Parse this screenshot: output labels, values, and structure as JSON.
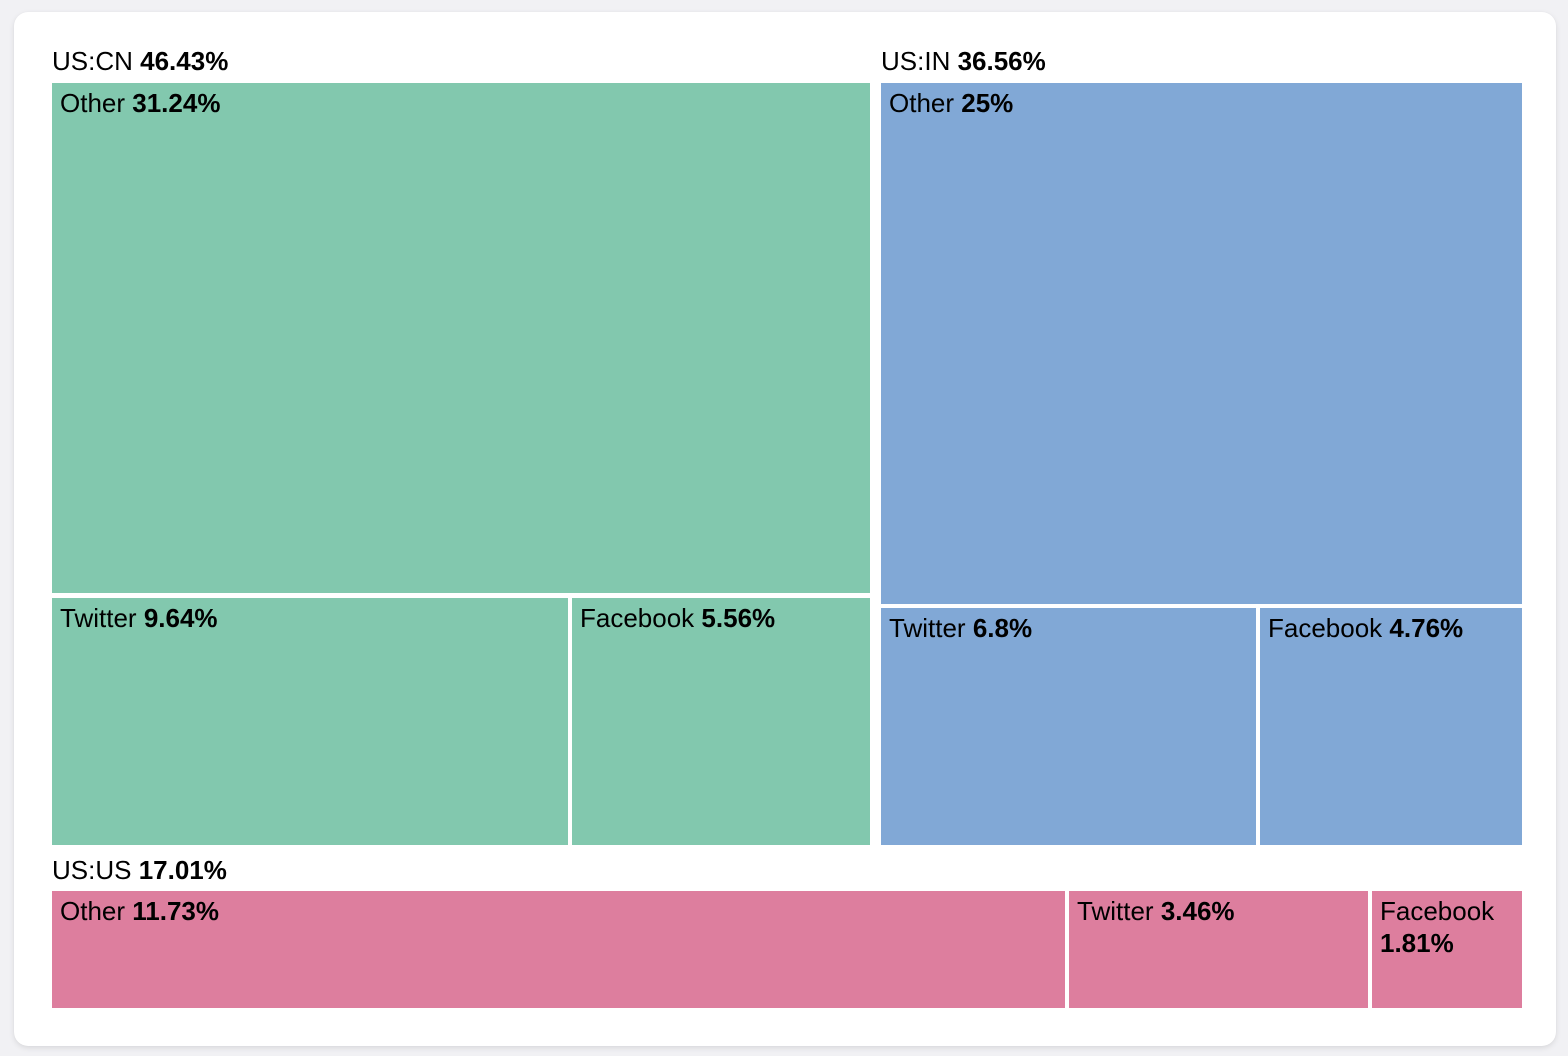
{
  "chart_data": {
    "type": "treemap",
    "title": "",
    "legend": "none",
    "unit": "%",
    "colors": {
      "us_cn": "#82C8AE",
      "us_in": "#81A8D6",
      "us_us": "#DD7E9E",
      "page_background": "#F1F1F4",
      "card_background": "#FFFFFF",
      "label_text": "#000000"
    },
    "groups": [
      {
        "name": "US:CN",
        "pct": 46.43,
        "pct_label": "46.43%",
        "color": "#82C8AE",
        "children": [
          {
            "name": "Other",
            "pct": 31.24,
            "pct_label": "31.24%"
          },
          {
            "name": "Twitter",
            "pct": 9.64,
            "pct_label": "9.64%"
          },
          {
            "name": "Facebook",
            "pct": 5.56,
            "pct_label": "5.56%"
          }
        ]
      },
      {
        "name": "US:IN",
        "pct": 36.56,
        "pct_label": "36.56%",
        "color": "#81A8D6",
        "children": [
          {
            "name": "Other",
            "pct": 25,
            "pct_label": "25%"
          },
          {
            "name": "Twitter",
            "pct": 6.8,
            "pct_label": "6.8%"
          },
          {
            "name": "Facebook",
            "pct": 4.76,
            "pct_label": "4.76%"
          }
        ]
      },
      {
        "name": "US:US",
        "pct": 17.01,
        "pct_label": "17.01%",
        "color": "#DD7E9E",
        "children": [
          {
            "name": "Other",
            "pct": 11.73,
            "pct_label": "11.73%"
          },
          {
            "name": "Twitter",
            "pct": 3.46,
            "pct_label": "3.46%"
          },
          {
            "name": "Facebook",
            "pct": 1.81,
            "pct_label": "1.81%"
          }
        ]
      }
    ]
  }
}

--------------------------------

■ Task to carry out: Give the data again exactly as written, with all pictures left out.

■ Solved problem:
Parse this screenshot: output labels, values, and structure as JSON.
{
  "chart_data": {
    "type": "treemap",
    "title": "",
    "legend": "none",
    "unit": "%",
    "colors": {
      "us_cn": "#82C8AE",
      "us_in": "#81A8D6",
      "us_us": "#DD7E9E",
      "page_background": "#F1F1F4",
      "card_background": "#FFFFFF",
      "label_text": "#000000"
    },
    "groups": [
      {
        "name": "US:CN",
        "pct": 46.43,
        "pct_label": "46.43%",
        "color": "#82C8AE",
        "children": [
          {
            "name": "Other",
            "pct": 31.24,
            "pct_label": "31.24%"
          },
          {
            "name": "Twitter",
            "pct": 9.64,
            "pct_label": "9.64%"
          },
          {
            "name": "Facebook",
            "pct": 5.56,
            "pct_label": "5.56%"
          }
        ]
      },
      {
        "name": "US:IN",
        "pct": 36.56,
        "pct_label": "36.56%",
        "color": "#81A8D6",
        "children": [
          {
            "name": "Other",
            "pct": 25,
            "pct_label": "25%"
          },
          {
            "name": "Twitter",
            "pct": 6.8,
            "pct_label": "6.8%"
          },
          {
            "name": "Facebook",
            "pct": 4.76,
            "pct_label": "4.76%"
          }
        ]
      },
      {
        "name": "US:US",
        "pct": 17.01,
        "pct_label": "17.01%",
        "color": "#DD7E9E",
        "children": [
          {
            "name": "Other",
            "pct": 11.73,
            "pct_label": "11.73%"
          },
          {
            "name": "Twitter",
            "pct": 3.46,
            "pct_label": "3.46%"
          },
          {
            "name": "Facebook",
            "pct": 1.81,
            "pct_label": "1.81%"
          }
        ]
      }
    ]
  }
}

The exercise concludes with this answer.